[EXERCISE REQUIREMENTS]:
Among the lines below, count those containing the word "following". Give the number only.

+-------+

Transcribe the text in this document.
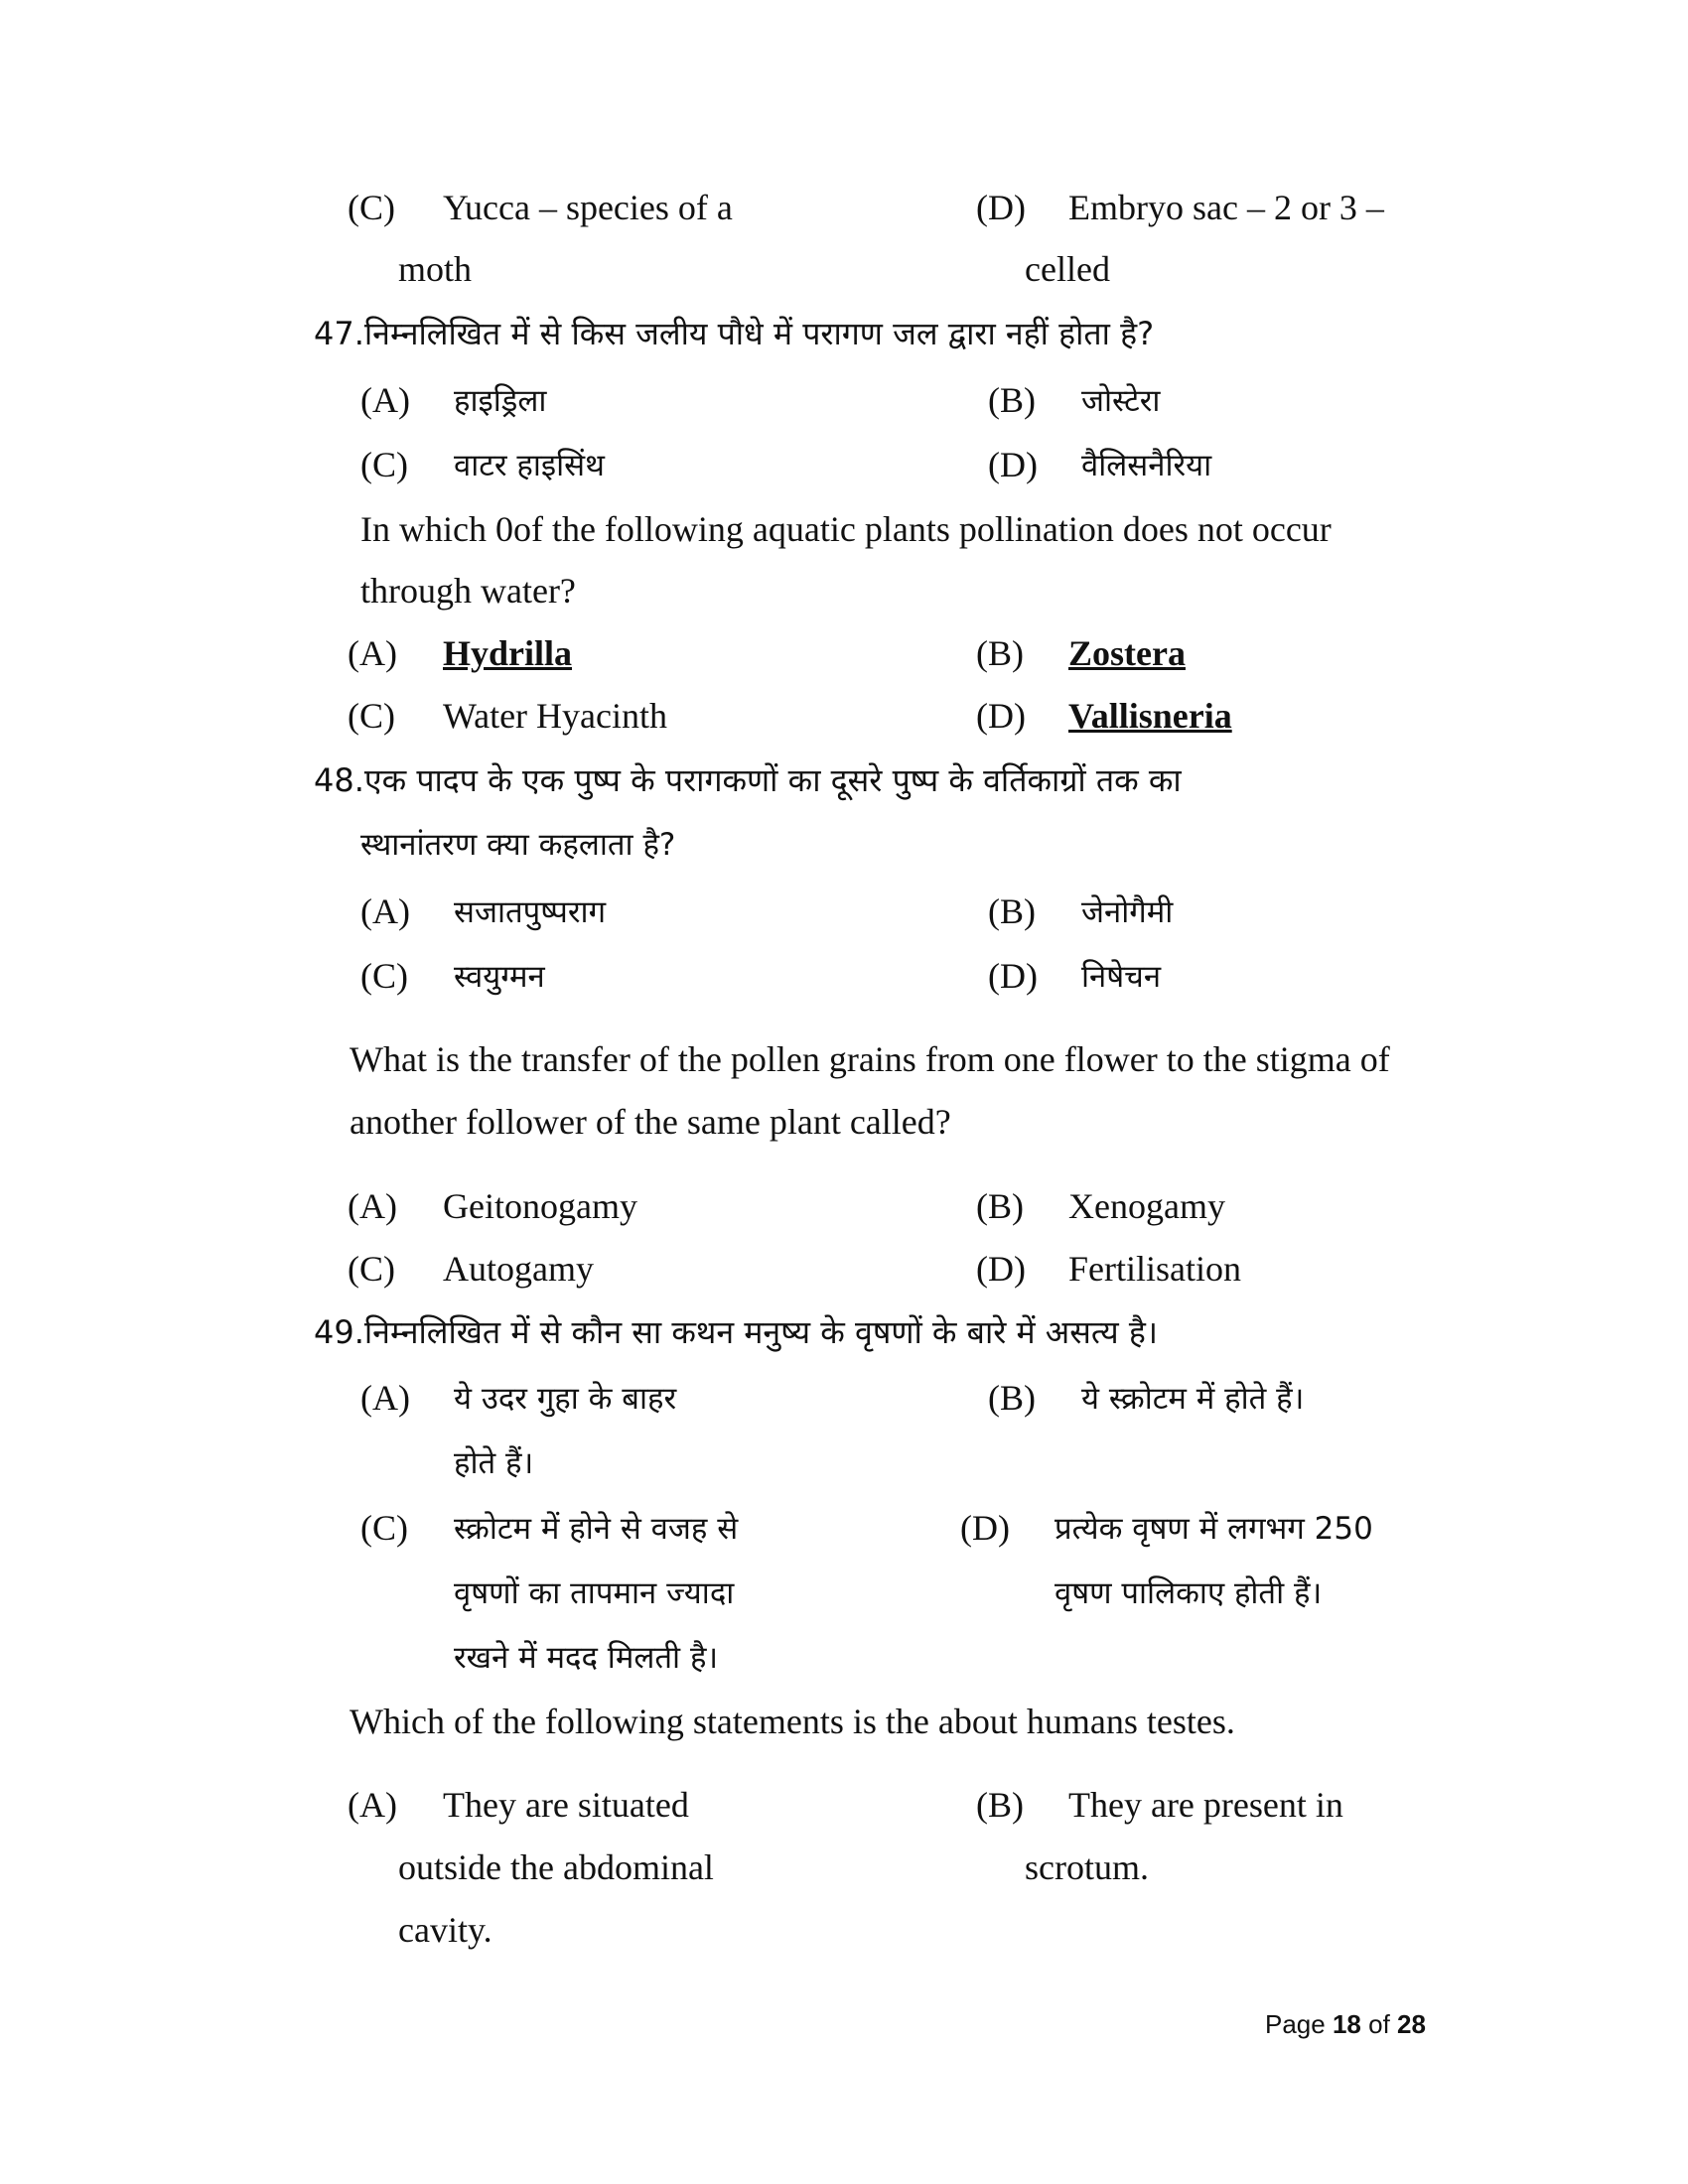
(C) Yucca – species of a
moth
(D) Embryo sac – 2 or 3 –
celled
47.निम्नलिखित में से किस जलीय पौधे में परागण जल द्वारा नहीं होता है?
(A) हाइड्रिला	(B) जोस्टेरा
(C) वाटर हाइसिंथ	(D) वैलिसनैरिया
In which 0of the following aquatic plants pollination does not occur
through water?
(A) Hydrilla	(B) Zostera
(C) Water Hyacinth	(D) Vallisneria
48.एक पादप के एक पुष्प के परागकणों का दूसरे पुष्प के वर्तिकाग्रों तक का
स्थानांतरण क्या कहलाता है?
(A) सजातपुष्पराग	(B) जेनोगैमी
(C) स्वयुग्मन	(D) निषेचन
What is the transfer of the pollen grains from one flower to the stigma of
another follower of the same plant called?
(A) Geitonogamy	(B) Xenogamy
(C) Autogamy	(D) Fertilisation
49.निम्नलिखित में से कौन सा कथन मनुष्य के वृषणों के बारे में असत्य है।
(A) ये उदर गुहा के बाहर
होते हैं।
(B) ये स्क्रोटम में होते हैं।
(C) स्क्रोटम में होने से वजह से
वृषणों का तापमान ज्यादा
रखने में मदद मिलती है।
(D) प्रत्येक वृषण में लगभग 250
वृषण पालिकाए होती हैं।
Which of the following statements is the about humans testes.
(A) They are situated
outside the abdominal
cavity.
(B) They are present in
scrotum.
Page 18 of 28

+-------+

[TASK SOLUTION]:
2